▸ **REQUIREMENT**
Go through the records and extract every line with the word "carlos".
==== DATA RECORDS ====
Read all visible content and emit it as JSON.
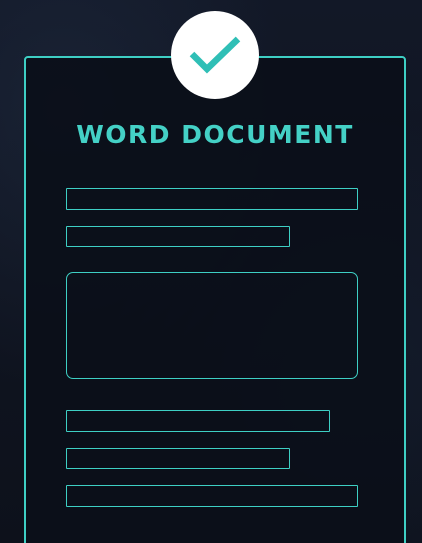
{
  "document": {
    "title": "WORD DOCUMENT",
    "status_icon": "checkmark-icon"
  },
  "colors": {
    "accent": "#3ecfc4",
    "title": "#44d1c6",
    "background": "#0f131f",
    "badge": "#ffffff"
  }
}
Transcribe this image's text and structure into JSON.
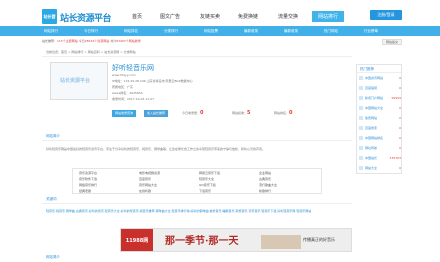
{
  "logo": {
    "mark": "站长营",
    "text": "站长资源平台"
  },
  "nav": [
    {
      "label": "首页",
      "active": false
    },
    {
      "label": "图文广告",
      "active": false
    },
    {
      "label": "友链买卖",
      "active": false
    },
    {
      "label": "免费换链",
      "active": false
    },
    {
      "label": "流量交换",
      "active": false
    },
    {
      "label": "网站排行",
      "active": true
    }
  ],
  "login_label": "注册/登录",
  "subnav": [
    "网站排行",
    "今日排行",
    "网站排名",
    "分类排行",
    "网站投票",
    "最新收录",
    "最新收录",
    "热门网站",
    "行业榜单"
  ],
  "notice": {
    "text1": "站长推荐：",
    "red1": "115个主题网站",
    "text2": "今日",
    "red2": "28934个资源网站",
    "text3": "共计",
    "red3": "63963个网站收录",
    "right": "网站提交"
  },
  "breadcrumb": "当前位置：首页 > 网站排行 > 网站百科 > 站长资源网 > 分类网站",
  "site": {
    "thumb_label": "站长资源平台",
    "title": "好听轻音乐网",
    "url": "www.htqyy.com",
    "ip": "IP地址：115.29.28.246 山东省青岛市 阿里云BGP数据中心",
    "region": "所属地区：广东",
    "alexa": "Alexa排名：2645854",
    "added": "收录时间：2017-10-03 11:27",
    "btn1": "网站收录查询",
    "btn2": "加入站长推荐",
    "stat1_label": "今日收录量：",
    "stat1": "0",
    "stat2_label": "网站权重：",
    "stat2": "5",
    "stat3_label": "网站排名：",
    "stat3": "0"
  },
  "intro_title": "网站简介",
  "intro": "好听轻音乐网是中国最好的轻音乐资讯平台，专注于分享好听的轻音乐、纯音乐、钢琴曲等，让您在繁忙的工作之余享受轻音乐带来的宁静与放松，聆听心灵的声音。",
  "tags": [
    "音乐资源平台",
    "电影电视剧资源",
    "网易云音乐下载",
    "企业网站",
    "音乐软件下载",
    "百度音乐",
    "轻音乐大全",
    "古典音乐",
    "网络音乐排行",
    "音乐网站大全",
    "QQ音乐下载",
    "流行歌曲大全",
    "经典老歌",
    "在线听歌",
    "下载音乐",
    "新歌排行"
  ],
  "kw_title": "关键词",
  "keywords": "轻音乐,纯音乐,钢琴曲,古典音乐,好听的音乐,轻音乐大全,好听的轻音乐,纯音乐推荐,钢琴曲大全,轻音乐排行榜,好听的钢琴曲,放松音乐,睡眠音乐,冥想音乐,背景音乐,轻音乐下载,好听轻音乐网,轻音乐网站",
  "banner": {
    "brand": "11988网",
    "slogan": "那一季节·那一天",
    "tagline": "传播真正的好音乐"
  },
  "footer_title": "网站简介",
  "sidebar": {
    "title": "热门推荐",
    "items": [
      {
        "name": "中国资讯网站",
        "count": "0"
      },
      {
        "name": "百度贴吧",
        "count": "0"
      },
      {
        "name": "新闻门户网站",
        "count": "95959"
      },
      {
        "name": "中国网站大全",
        "count": "0"
      },
      {
        "name": "免费网站",
        "count": "0"
      },
      {
        "name": "百度搜索",
        "count": "0"
      },
      {
        "name": "中国网站排名",
        "count": "0"
      },
      {
        "name": "网址导航",
        "count": "0"
      },
      {
        "name": "中国站长",
        "count": "335763"
      },
      {
        "name": "网站大全",
        "count": "0"
      }
    ]
  }
}
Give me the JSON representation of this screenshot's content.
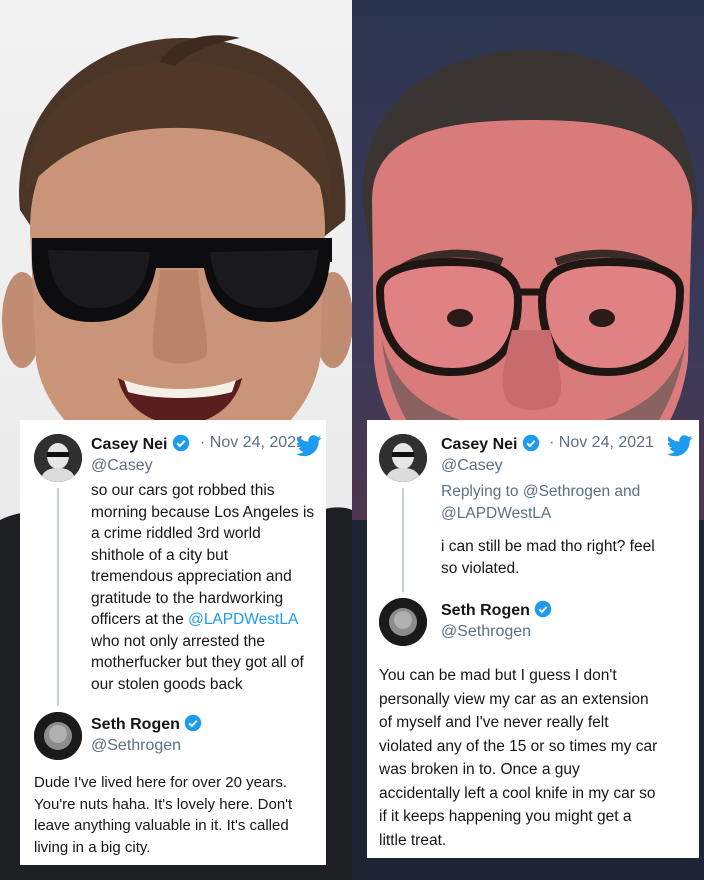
{
  "left_tweet": {
    "author": {
      "name": "Casey Nei",
      "date": "· Nov 24, 2021",
      "handle": "@Casey"
    },
    "body_lines": [
      "so our cars got robbed this",
      "morning because Los Angeles is",
      "a crime riddled 3rd world",
      "shithole of a city but",
      "tremendous appreciation and",
      "gratitude to the hardworking",
      "officers at the ",
      "who not only arrested the",
      "motherfucker but they got all of",
      "our stolen goods back"
    ],
    "mention": "@LAPDWestLA",
    "reply": {
      "name": "Seth Rogen",
      "handle": "@Sethrogen",
      "body_lines": [
        "Dude I've lived here for over 20 years.",
        "You're nuts haha. It's lovely here. Don't",
        "leave anything valuable in it. It's called",
        "living in a big city."
      ]
    }
  },
  "right_tweet": {
    "author": {
      "name": "Casey Nei",
      "date": "· Nov 24, 2021",
      "handle": "@Casey"
    },
    "replying_line1": "Replying to @Sethrogen and",
    "replying_line2": "@LAPDWestLA",
    "body_lines": [
      "i can still be mad tho right?  feel",
      "so violated."
    ],
    "reply": {
      "name": "Seth Rogen",
      "handle": "@Sethrogen",
      "body_lines": [
        "You can be mad but I guess I don't",
        "personally view my car as an extension",
        "of myself and I've never really felt",
        "violated any of the 15 or so times my car",
        "was broken in to. Once a guy",
        "accidentally left a cool knife in my car so",
        "if it keeps happening you might get a",
        "little treat."
      ]
    }
  },
  "colors": {
    "link": "#1d9bf0",
    "verified": "#1d9bf0",
    "muted": "#5b7083"
  },
  "icons": [
    "twitter-bird-icon",
    "verified-badge-icon"
  ]
}
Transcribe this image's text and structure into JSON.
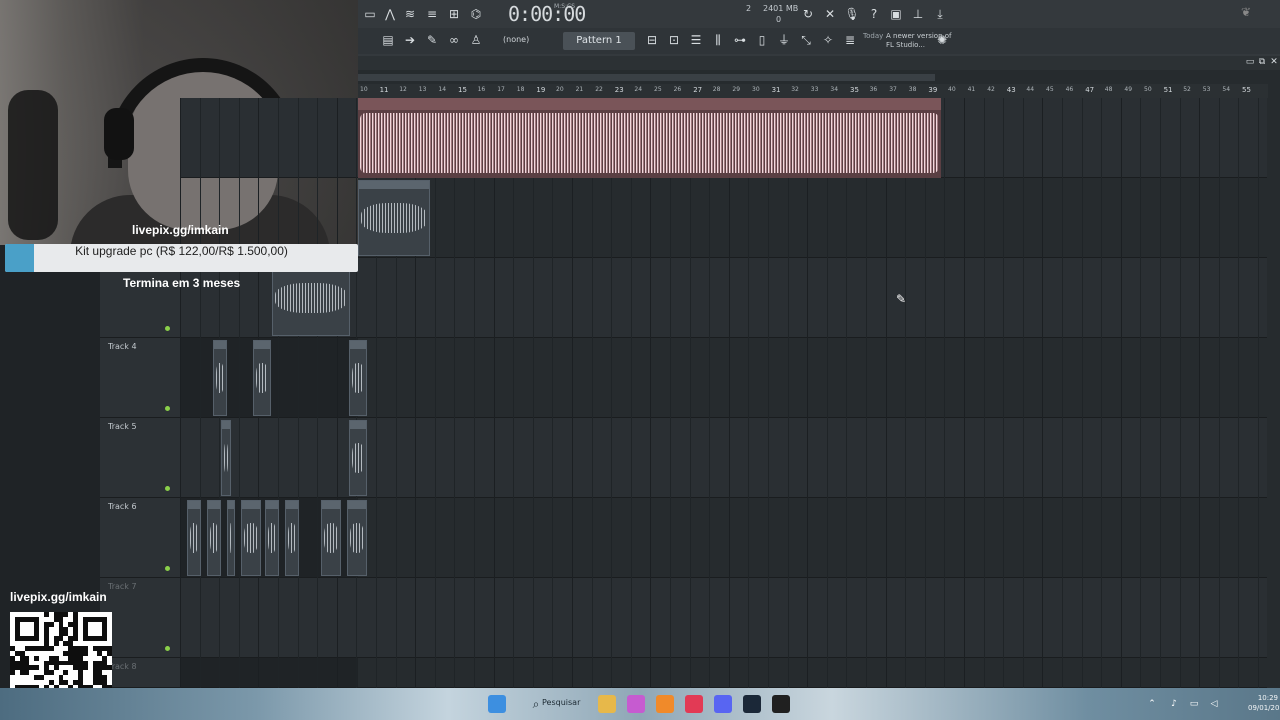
{
  "overlay": {
    "donation_link": "livepix.gg/imkain",
    "goal_label": "Kit upgrade pc (R$ 122,00/R$ 1.500,00)",
    "goal_progress_pct": 8.1,
    "goal_remaining": "Termina em 3 meses",
    "qr_label": "livepix.gg/imkain"
  },
  "toolbar": {
    "time": "0:00:00",
    "time_unit": "M:S:CS",
    "cpu": "2",
    "memory": "2401 MB",
    "voices": "0",
    "snap_value": "(none)",
    "pattern": "Pattern 1",
    "news_today": "Today",
    "news_text": "A newer version of FL Studio..."
  },
  "playlist": {
    "ruler_ticks": [
      "10",
      "11",
      "12",
      "13",
      "14",
      "15",
      "16",
      "17",
      "18",
      "19",
      "20",
      "21",
      "22",
      "23",
      "24",
      "25",
      "26",
      "27",
      "28",
      "29",
      "30",
      "31",
      "32",
      "33",
      "34",
      "35",
      "36",
      "37",
      "38",
      "39",
      "40",
      "41",
      "42",
      "43",
      "44",
      "45",
      "46",
      "47",
      "48",
      "49",
      "50",
      "51",
      "52",
      "53",
      "54",
      "55"
    ],
    "tracks": [
      {
        "name": "Track 4"
      },
      {
        "name": "Track 5"
      },
      {
        "name": "Track 6"
      },
      {
        "name": "Track 7"
      },
      {
        "name": "Track 8"
      }
    ]
  },
  "taskbar": {
    "search_label": "Pesquisar",
    "clock_time": "10:29",
    "clock_date": "09/01/2026"
  },
  "colors": {
    "accent_goal": "#4aa0c8",
    "audio_clip": "#5a3f43",
    "track_led": "#8ad04a"
  }
}
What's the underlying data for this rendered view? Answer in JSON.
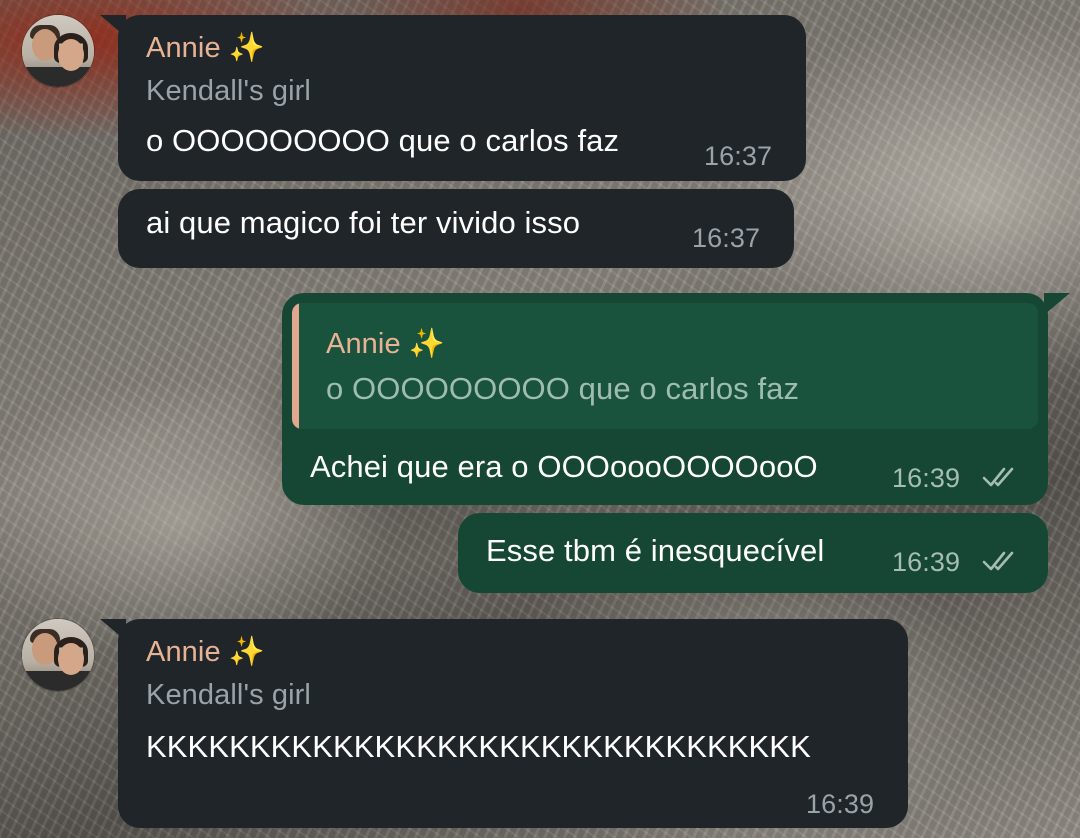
{
  "messages": [
    {
      "sender": "Annie ✨",
      "subtitle": "Kendall's girl",
      "text": "o OOOOOOOOO que o carlos faz",
      "time": "16:37"
    },
    {
      "text": "ai que magico foi ter vivido isso",
      "time": "16:37"
    },
    {
      "reply_to": {
        "sender": "Annie ✨",
        "text": "o OOOOOOOOO que o carlos faz"
      },
      "text": "Achei que era o OOOoooOOOOooO",
      "time": "16:39",
      "status": "read"
    },
    {
      "text": "Esse tbm é inesquecível",
      "time": "16:39",
      "status": "read"
    },
    {
      "sender": "Annie ✨",
      "subtitle": "Kendall's girl",
      "text": "KKKKKKKKKKKKKKKKKKKKKKKKKKKKKKKK",
      "time": "16:39"
    }
  ],
  "colors": {
    "incoming_bubble": "#1f2529",
    "outgoing_bubble": "#154734",
    "sender_name": "#e8b394",
    "quote_bar": "#e1a78f"
  },
  "icons": [
    "avatar-photo",
    "double-check-icon"
  ]
}
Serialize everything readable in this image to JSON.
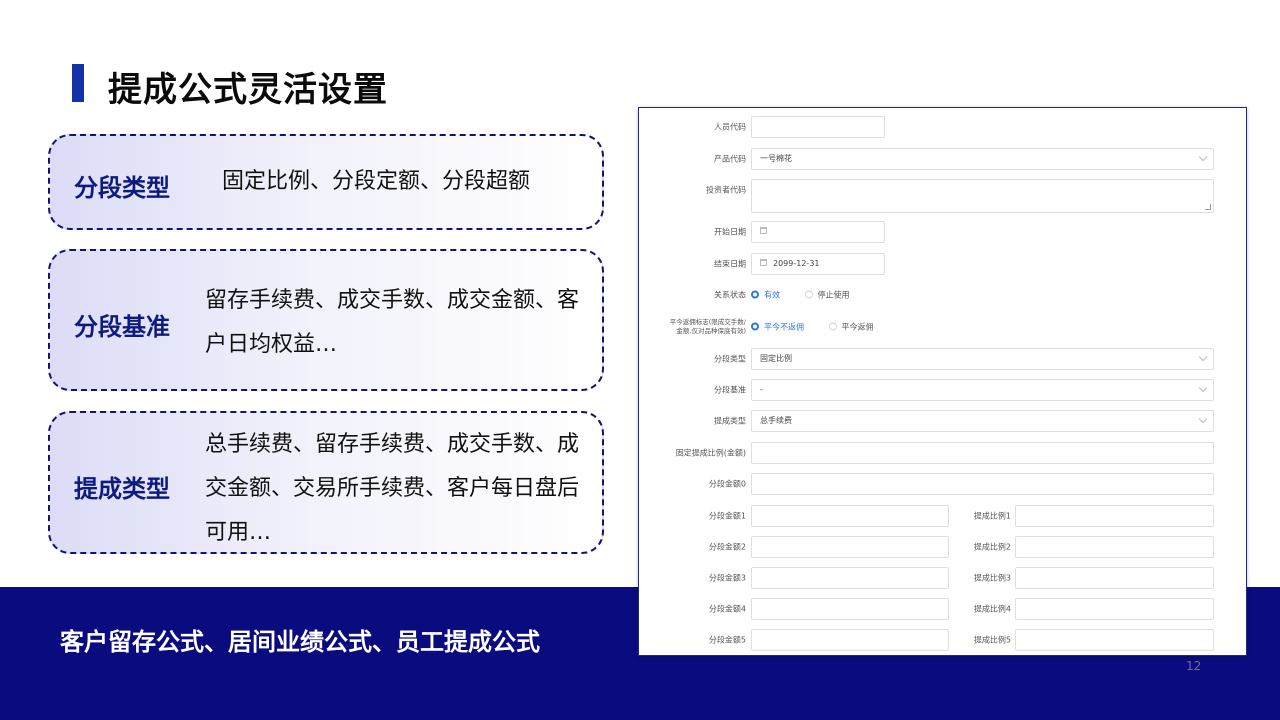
====
▸ **WRITTEN REPLY**
      "text": "o OOOOOOOOO que o carlos faz",
        "text": "o OOOOOOOOO que o carlos faz"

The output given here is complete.